**Work required**
Wherever "помидоры" appears in a line, copy that line.

###

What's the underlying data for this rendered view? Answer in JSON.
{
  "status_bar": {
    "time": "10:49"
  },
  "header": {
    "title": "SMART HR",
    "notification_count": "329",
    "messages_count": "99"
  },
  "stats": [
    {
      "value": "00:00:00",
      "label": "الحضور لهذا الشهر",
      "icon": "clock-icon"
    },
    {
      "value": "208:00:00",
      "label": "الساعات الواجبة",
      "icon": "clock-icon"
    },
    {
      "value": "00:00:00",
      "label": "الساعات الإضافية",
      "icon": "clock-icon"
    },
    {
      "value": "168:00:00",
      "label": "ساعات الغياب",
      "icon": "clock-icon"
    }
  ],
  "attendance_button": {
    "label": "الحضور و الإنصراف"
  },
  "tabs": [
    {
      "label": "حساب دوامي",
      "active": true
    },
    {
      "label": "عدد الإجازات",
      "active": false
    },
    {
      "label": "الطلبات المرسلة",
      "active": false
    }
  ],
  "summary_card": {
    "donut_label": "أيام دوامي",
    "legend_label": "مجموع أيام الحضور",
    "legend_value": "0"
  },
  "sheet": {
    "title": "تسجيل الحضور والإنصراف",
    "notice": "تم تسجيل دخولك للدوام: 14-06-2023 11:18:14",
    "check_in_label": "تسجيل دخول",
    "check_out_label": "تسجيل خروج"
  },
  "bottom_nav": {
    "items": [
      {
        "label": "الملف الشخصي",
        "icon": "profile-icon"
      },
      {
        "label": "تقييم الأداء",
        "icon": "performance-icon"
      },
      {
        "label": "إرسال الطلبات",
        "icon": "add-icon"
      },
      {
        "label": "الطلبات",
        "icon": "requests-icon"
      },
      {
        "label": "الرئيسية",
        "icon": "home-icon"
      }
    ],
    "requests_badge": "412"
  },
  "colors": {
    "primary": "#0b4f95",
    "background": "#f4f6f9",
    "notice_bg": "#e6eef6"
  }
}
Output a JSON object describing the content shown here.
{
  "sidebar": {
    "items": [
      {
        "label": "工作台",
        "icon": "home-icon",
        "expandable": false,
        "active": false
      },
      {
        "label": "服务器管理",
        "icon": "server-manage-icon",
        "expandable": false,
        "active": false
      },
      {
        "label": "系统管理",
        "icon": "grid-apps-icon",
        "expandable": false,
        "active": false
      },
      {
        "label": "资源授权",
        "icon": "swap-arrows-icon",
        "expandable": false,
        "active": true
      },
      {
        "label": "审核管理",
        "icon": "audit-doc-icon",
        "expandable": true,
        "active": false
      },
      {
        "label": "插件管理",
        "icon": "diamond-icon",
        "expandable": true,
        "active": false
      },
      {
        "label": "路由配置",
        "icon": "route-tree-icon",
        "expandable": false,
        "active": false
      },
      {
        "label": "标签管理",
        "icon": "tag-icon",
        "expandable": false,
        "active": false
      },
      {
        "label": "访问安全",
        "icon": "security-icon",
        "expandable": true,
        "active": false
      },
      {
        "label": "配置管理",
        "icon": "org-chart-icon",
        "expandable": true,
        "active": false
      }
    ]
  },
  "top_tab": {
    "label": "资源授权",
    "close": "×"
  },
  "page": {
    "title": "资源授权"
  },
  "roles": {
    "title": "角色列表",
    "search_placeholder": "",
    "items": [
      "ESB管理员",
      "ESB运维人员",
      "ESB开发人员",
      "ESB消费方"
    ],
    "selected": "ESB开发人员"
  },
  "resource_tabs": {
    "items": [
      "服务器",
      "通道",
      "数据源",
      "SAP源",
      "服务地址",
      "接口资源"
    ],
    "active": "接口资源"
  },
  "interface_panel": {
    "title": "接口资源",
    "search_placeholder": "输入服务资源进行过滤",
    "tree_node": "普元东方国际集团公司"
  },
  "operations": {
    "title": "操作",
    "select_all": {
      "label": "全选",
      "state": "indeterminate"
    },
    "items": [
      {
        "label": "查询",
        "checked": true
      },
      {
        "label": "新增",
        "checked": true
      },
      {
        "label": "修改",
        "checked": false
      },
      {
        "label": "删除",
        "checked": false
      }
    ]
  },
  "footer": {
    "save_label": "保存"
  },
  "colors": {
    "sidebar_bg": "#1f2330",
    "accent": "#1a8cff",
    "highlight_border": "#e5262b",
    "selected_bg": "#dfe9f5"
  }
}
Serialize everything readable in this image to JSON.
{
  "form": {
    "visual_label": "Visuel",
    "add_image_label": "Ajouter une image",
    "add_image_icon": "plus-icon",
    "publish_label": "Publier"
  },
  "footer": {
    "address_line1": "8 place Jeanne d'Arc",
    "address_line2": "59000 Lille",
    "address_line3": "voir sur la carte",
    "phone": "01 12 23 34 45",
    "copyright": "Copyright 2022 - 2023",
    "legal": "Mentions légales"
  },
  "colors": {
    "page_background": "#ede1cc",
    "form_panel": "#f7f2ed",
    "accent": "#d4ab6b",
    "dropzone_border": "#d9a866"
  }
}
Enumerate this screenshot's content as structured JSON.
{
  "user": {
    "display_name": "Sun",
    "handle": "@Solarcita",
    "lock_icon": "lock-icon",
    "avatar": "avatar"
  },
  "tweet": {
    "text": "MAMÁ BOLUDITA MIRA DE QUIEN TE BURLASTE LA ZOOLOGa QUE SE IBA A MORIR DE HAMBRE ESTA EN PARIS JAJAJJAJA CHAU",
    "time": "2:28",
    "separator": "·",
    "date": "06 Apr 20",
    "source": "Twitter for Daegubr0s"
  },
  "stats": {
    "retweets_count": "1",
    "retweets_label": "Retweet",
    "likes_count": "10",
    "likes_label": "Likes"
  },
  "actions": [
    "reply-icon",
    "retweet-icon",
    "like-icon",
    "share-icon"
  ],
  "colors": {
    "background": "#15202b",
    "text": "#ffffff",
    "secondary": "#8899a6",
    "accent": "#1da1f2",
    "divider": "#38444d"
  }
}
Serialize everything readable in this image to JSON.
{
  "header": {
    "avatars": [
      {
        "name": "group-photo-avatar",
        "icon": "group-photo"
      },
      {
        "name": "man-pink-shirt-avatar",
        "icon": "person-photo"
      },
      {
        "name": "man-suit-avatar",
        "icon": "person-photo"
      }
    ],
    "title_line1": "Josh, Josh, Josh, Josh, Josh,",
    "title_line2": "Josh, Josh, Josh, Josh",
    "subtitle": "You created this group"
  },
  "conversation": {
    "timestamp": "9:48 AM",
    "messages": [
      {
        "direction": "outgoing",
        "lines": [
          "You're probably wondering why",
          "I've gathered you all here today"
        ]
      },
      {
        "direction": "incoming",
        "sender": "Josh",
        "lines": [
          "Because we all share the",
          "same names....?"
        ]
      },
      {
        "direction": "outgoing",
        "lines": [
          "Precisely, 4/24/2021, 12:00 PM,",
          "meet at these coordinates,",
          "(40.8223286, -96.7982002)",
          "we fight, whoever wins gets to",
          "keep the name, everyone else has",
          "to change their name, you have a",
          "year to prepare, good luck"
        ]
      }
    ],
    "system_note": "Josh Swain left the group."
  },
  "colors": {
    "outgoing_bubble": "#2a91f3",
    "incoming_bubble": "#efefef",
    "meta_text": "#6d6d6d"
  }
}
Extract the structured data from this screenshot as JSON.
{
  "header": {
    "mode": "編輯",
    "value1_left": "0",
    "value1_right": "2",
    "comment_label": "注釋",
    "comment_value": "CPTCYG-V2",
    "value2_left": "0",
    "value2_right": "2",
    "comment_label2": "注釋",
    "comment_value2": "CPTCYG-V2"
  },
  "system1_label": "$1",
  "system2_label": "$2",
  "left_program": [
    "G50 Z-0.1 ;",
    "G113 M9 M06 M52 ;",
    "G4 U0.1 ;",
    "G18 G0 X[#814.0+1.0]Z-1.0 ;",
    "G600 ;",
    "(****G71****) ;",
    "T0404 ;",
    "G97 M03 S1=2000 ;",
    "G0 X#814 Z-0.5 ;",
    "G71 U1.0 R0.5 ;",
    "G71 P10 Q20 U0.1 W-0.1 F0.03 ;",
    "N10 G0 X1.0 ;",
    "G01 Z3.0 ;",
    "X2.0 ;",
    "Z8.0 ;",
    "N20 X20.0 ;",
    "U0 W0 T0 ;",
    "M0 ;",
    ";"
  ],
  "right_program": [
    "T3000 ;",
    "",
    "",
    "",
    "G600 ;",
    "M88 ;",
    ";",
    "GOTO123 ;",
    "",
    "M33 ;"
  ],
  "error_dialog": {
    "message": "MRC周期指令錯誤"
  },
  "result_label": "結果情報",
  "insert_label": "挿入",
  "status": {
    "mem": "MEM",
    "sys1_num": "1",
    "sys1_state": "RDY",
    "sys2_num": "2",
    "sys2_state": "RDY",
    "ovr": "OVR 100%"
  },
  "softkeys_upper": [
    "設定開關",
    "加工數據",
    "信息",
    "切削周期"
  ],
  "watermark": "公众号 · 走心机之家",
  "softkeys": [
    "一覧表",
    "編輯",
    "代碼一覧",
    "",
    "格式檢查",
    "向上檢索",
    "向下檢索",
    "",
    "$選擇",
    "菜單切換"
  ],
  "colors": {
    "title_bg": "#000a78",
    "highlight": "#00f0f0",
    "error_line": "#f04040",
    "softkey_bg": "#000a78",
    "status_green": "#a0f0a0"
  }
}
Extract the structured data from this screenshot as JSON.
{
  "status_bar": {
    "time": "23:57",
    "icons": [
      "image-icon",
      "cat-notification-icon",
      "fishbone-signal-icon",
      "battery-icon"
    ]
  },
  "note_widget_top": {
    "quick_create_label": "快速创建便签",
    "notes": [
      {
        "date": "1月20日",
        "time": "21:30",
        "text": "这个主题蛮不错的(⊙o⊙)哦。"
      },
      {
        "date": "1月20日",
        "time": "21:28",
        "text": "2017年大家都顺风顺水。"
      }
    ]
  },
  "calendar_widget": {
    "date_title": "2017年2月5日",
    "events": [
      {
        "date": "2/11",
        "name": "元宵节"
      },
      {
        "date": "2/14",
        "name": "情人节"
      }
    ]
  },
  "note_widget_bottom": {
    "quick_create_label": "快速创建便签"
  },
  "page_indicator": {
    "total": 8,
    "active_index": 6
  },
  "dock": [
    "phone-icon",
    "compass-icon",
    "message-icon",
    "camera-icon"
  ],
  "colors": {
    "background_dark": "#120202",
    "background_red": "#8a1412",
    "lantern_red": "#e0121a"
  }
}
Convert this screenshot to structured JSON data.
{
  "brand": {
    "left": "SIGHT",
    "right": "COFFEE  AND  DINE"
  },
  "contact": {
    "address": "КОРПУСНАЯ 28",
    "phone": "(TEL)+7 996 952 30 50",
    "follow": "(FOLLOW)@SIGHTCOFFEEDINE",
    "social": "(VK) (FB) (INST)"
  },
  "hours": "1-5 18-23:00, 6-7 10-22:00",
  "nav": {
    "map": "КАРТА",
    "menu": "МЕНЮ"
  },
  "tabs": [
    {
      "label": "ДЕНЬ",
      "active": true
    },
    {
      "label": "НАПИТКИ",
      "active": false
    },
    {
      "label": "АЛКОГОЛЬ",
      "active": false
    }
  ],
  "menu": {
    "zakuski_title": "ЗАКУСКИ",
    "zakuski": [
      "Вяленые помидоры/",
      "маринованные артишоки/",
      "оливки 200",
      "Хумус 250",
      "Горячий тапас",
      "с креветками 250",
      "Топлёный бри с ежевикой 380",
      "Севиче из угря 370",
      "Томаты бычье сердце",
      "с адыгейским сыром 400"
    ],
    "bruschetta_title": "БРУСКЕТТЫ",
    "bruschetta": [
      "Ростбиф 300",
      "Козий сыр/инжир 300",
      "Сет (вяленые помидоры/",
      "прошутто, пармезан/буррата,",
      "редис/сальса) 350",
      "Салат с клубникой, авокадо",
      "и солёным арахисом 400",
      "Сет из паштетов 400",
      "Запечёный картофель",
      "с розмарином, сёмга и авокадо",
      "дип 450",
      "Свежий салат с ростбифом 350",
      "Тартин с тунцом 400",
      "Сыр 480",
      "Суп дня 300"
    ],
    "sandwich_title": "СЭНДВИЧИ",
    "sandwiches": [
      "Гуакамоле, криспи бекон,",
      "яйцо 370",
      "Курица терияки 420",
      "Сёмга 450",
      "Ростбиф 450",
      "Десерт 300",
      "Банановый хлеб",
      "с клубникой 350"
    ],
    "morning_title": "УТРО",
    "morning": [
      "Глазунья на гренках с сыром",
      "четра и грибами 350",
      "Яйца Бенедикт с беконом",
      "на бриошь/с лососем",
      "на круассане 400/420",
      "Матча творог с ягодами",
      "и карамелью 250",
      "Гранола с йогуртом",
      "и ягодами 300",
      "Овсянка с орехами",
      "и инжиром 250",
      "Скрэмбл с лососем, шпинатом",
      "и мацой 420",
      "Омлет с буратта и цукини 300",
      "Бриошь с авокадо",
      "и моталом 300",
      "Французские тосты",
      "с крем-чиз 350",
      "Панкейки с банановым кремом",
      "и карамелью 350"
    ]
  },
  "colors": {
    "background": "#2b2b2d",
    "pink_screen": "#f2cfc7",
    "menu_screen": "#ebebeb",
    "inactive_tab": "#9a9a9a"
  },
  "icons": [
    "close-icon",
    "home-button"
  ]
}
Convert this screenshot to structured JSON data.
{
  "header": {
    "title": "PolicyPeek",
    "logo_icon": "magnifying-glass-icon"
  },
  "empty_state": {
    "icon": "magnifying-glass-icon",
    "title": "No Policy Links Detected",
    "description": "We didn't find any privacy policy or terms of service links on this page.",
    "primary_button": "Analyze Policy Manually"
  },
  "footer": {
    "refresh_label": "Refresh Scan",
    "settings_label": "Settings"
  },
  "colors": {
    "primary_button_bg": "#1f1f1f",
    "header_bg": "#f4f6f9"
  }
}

###

**Response to this task**
      "Вяленые помидоры/",
      "Сет (вяленые помидоры/",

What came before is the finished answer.